_What to produce_. Write out each line exactly as given. Leave the pictures out of your copy.

_Dataset rows_.
/---

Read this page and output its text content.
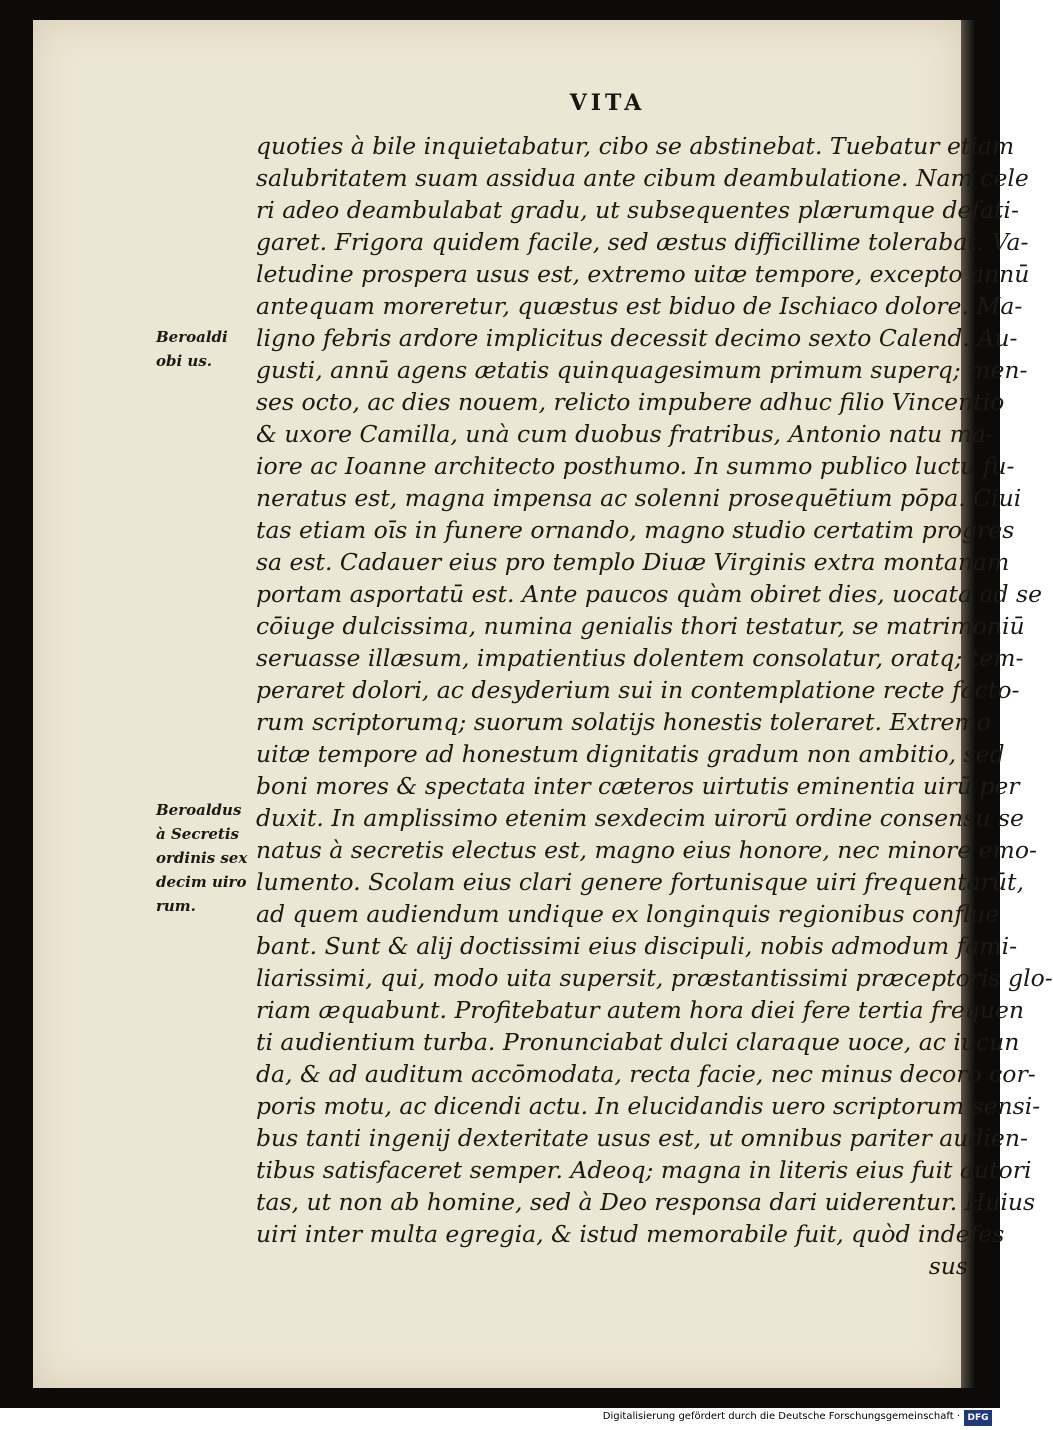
VITA
quoties à bile inquietabatur, cibo se abstinebat. Tuebatur etiam
salubritatem suam assidua ante cibum deambulatione. Nam cele
ri adeo deambulabat gradu, ut subsequentes plærumque defati-
garet. Frigora quidem facile, sed æstus difficillime tolerabat. Va-
letudine prospera usus est, extremo uitæ tempore, excepto annū
antequam moreretur, quæstus est biduo de Ischiaco dolore. Ma-
ligno febris ardore implicitus decessit decimo sexto Calend. Au-
gusti, annū agens ætatis quinquagesimum primum superq; men-
ses octo, ac dies nouem, relicto impubere adhuc filio Vincentio
& uxore Camilla, unà cum duobus fratribus, Antonio natu ma-
iore ac Ioanne architecto posthumo. In summo publico luctu fu-
neratus est, magna impensa ac solenni prosequētium pōpa. Ciui
tas etiam oīs in funere ornando, magno studio certatim progres
sa est. Cadauer eius pro templo Diuæ Virginis extra montanam
portam asportatū est. Ante paucos quàm obiret dies, uocata ad se
cōiuge dulcissima, numina genialis thori testatur, se matrimoniū
seruasse illæsum, impatientius dolentem consolatur, oratq; tem-
peraret dolori, ac desyderium sui in contemplatione recte facto-
rum scriptorumq; suorum solatijs honestis toleraret. Extremo
uitæ tempore ad honestum dignitatis gradum non ambitio, sed
boni mores & spectata inter cæteros uirtutis eminentia uirū per
duxit. In amplissimo etenim sexdecim uirorū ordine consensu se
natus à secretis electus est, magno eius honore, nec minore emo-
lumento. Scolam eius clari genere fortunisque uiri frequentarūt,
ad quem audiendum undique ex longinquis regionibus conflue
bant. Sunt & alij doctissimi eius discipuli, nobis admodum fami-
liarissimi, qui, modo uita supersit, præstantissimi præceptoris glo-
riam æquabunt. Profitebatur autem hora diei fere tertia frequen
ti audientium turba. Pronunciabat dulci claraque uoce, ac iucun
da, & ad auditum accōmodata, recta facie, nec minus decoro cor-
poris motu, ac dicendi actu. In elucidandis uero scriptorum sensi-
bus tanti ingenij dexteritate usus est, ut omnibus pariter audien-
tibus satisfaceret semper. Adeoq; magna in literis eius fuit autori
tas, ut non ab homine, sed à Deo responsa dari uiderentur. Huius
uiri inter multa egregia, & istud memorabile fuit, quòd indefes
sus
Beroaldi
obi us.
Beroaldus
à Secretis
ordinis sex
decim uiro
rum.
Digitalisierung gefördert durch die Deutsche Forschungsgemeinschaft · DFG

\---

_Task answer_.
Read this page and output its text content.
VITA
quoties à bile inquietabatur, cibo se abstinebat. Tuebatur etiam
salubritatem suam assidua ante cibum deambulatione. Nam cele
ri adeo deambulabat gradu, ut subsequentes plærumque defati-
garet. Frigora quidem facile, sed æstus difficillime tolerabat. Va-
letudine prospera usus est, extremo uitæ tempore, excepto annū
antequam moreretur, quæstus est biduo de Ischiaco dolore. Ma-
ligno febris ardore implicitus decessit decimo sexto Calend. Au-
gusti, annū agens ætatis quinquagesimum primum superq; men-
ses octo, ac dies nouem, relicto impubere adhuc filio Vincentio
& uxore Camilla, unà cum duobus fratribus, Antonio natu ma-
iore ac Ioanne architecto posthumo. In summo publico luctu fu-
neratus est, magna impensa ac solenni prosequētium pōpa. Ciui
tas etiam oīs in funere ornando, magno studio certatim progres
sa est. Cadauer eius pro templo Diuæ Virginis extra montanam
portam asportatū est. Ante paucos quàm obiret dies, uocata ad se
cōiuge dulcissima, numina genialis thori testatur, se matrimoniū
seruasse illæsum, impatientius dolentem consolatur, oratq; tem-
peraret dolori, ac desyderium sui in contemplatione recte facto-
rum scriptorumq; suorum solatijs honestis toleraret. Extremo
uitæ tempore ad honestum dignitatis gradum non ambitio, sed
boni mores & spectata inter cæteros uirtutis eminentia uirū per
duxit. In amplissimo etenim sexdecim uirorū ordine consensu se
natus à secretis electus est, magno eius honore, nec minore emo-
lumento. Scolam eius clari genere fortunisque uiri frequentarūt,
ad quem audiendum undique ex longinquis regionibus conflue
bant. Sunt & alij doctissimi eius discipuli, nobis admodum fami-
liarissimi, qui, modo uita supersit, præstantissimi præceptoris glo-
riam æquabunt. Profitebatur autem hora diei fere tertia frequen
ti audientium turba. Pronunciabat dulci claraque uoce, ac iucun
da, & ad auditum accōmodata, recta facie, nec minus decoro cor-
poris motu, ac dicendi actu. In elucidandis uero scriptorum sensi-
bus tanti ingenij dexteritate usus est, ut omnibus pariter audien-
tibus satisfaceret semper. Adeoq; magna in literis eius fuit autori
tas, ut non ab homine, sed à Deo responsa dari uiderentur. Huius
uiri inter multa egregia, & istud memorabile fuit, quòd indefes
sus
Beroaldi
obi us.
Beroaldus
à Secretis
ordinis sex
decim uiro
rum.
Digitalisierung gefördert durch die Deutsche Forschungsgemeinschaft · DFG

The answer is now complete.